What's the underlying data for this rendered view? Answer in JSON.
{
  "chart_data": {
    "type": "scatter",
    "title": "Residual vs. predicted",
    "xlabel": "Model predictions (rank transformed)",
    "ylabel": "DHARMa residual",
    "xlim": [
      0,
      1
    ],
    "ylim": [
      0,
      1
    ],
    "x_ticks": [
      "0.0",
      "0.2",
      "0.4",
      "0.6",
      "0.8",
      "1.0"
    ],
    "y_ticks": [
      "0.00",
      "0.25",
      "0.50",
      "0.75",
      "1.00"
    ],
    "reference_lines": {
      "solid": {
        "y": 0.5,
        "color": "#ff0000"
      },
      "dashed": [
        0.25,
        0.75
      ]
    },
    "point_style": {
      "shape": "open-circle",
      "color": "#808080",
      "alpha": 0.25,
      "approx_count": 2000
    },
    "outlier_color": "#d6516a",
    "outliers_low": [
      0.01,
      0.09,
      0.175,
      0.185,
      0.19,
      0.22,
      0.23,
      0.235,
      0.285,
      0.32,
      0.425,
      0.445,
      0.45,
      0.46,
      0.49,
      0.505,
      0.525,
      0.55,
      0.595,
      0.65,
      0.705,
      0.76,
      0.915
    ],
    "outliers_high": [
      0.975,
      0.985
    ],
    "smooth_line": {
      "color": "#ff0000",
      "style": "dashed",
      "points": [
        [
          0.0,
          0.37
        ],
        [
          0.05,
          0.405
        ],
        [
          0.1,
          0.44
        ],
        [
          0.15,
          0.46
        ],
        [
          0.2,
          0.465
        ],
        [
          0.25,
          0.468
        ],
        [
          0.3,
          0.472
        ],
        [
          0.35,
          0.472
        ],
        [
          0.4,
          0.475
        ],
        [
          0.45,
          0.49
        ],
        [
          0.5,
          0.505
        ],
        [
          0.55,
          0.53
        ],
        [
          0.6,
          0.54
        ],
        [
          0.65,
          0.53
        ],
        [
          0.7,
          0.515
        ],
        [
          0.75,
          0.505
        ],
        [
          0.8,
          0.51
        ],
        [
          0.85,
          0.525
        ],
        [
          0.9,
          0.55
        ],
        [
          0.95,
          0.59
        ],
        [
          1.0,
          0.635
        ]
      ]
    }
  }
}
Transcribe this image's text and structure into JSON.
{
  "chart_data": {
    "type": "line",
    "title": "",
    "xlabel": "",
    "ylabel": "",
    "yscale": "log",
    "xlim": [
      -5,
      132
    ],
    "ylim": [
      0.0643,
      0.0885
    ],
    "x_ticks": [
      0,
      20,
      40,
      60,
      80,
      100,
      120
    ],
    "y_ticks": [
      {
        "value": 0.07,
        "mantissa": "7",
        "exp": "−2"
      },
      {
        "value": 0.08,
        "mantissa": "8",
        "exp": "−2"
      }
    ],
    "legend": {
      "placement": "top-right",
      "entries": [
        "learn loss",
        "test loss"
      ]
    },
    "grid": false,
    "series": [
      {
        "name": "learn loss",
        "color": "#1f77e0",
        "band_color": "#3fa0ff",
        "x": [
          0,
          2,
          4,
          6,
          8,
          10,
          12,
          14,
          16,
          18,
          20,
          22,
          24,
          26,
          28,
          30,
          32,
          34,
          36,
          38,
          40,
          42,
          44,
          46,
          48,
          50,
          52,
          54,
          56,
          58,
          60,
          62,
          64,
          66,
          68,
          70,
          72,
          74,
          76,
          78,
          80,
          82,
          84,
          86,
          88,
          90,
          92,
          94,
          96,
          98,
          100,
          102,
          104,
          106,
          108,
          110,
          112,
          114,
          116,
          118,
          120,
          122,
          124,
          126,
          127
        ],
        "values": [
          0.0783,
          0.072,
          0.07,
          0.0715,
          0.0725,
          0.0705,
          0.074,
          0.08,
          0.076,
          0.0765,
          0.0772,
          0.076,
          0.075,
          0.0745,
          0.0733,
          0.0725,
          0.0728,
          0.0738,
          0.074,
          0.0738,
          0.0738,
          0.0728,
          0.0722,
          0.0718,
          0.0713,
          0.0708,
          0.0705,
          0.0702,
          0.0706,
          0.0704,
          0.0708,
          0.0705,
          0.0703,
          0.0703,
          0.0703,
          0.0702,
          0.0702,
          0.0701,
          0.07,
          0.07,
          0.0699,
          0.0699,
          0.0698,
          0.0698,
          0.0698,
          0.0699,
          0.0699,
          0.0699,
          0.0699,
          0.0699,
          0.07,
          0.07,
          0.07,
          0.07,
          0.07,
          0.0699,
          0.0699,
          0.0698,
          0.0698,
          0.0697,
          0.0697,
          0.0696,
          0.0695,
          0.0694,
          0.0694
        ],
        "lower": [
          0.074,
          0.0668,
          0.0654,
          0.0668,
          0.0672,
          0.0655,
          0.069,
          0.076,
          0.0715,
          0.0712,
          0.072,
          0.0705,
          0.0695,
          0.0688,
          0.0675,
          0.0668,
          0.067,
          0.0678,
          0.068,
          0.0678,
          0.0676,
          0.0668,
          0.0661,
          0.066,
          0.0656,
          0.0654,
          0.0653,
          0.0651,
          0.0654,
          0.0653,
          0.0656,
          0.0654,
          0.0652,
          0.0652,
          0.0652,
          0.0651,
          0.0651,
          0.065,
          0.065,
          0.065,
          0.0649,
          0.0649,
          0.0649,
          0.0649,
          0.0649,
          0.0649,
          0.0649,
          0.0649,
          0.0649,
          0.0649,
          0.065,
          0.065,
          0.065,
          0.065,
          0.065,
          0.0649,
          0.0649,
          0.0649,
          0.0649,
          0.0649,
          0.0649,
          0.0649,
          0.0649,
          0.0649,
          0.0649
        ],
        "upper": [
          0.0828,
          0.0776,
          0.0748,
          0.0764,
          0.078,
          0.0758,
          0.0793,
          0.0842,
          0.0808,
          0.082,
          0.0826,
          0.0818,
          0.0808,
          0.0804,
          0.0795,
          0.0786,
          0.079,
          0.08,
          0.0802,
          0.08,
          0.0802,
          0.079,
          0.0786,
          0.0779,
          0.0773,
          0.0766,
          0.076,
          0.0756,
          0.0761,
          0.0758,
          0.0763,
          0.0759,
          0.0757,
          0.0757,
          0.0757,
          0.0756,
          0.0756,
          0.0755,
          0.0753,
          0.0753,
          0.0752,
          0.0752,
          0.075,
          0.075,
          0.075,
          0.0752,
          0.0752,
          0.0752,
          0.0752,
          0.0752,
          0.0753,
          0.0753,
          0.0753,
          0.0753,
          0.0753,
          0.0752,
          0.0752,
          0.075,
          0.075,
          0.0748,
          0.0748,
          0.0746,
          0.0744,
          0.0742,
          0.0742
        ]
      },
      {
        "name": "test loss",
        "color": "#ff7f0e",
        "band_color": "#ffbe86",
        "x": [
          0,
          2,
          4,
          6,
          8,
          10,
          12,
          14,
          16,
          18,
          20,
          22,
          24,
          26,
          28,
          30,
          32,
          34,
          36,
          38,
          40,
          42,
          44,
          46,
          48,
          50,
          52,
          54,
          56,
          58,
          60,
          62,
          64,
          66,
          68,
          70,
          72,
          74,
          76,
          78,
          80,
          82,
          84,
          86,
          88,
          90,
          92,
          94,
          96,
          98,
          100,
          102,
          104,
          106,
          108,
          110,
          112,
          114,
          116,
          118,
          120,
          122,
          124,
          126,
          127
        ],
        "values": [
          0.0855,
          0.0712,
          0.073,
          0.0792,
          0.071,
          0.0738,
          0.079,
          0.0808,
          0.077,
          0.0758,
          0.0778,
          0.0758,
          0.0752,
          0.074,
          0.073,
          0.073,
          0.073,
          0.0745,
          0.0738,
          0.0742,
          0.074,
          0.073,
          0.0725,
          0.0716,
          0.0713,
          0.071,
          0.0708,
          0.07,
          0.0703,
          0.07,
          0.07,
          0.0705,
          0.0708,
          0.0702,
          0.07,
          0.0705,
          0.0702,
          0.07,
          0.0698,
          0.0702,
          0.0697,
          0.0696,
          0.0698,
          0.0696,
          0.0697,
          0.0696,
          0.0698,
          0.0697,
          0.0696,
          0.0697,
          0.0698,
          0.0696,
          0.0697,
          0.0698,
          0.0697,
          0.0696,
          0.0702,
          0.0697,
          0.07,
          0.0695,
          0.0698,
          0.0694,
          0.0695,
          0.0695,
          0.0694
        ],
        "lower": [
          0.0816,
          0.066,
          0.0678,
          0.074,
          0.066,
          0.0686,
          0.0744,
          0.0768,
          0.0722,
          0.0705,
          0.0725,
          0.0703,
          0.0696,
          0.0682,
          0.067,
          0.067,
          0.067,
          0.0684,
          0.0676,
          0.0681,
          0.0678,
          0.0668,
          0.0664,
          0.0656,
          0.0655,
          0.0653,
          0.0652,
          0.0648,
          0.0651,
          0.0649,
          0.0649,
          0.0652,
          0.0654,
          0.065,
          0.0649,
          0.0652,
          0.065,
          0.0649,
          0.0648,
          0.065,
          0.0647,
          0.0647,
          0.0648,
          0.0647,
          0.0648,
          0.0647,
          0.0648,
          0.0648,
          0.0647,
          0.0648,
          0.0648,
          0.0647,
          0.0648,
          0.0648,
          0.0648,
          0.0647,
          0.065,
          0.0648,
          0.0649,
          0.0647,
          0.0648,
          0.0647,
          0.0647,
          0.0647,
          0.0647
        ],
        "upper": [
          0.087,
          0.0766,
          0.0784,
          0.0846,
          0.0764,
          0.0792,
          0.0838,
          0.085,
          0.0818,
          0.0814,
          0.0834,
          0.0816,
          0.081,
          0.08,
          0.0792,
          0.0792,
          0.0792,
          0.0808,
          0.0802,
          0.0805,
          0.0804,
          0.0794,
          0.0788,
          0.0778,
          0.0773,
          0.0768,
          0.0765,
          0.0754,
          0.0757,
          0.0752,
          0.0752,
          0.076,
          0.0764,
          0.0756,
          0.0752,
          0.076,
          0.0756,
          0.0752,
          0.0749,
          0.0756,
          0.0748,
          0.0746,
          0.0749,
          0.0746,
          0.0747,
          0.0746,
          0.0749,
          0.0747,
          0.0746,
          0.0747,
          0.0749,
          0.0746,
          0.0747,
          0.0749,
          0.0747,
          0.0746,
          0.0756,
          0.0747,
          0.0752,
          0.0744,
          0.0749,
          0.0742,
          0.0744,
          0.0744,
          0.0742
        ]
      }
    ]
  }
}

* **WHAT YOU SHOULD DO**: Find how many lines in the material hold the word "this" and state that number alone.

* **RESPONSE TO THE TASK**: 2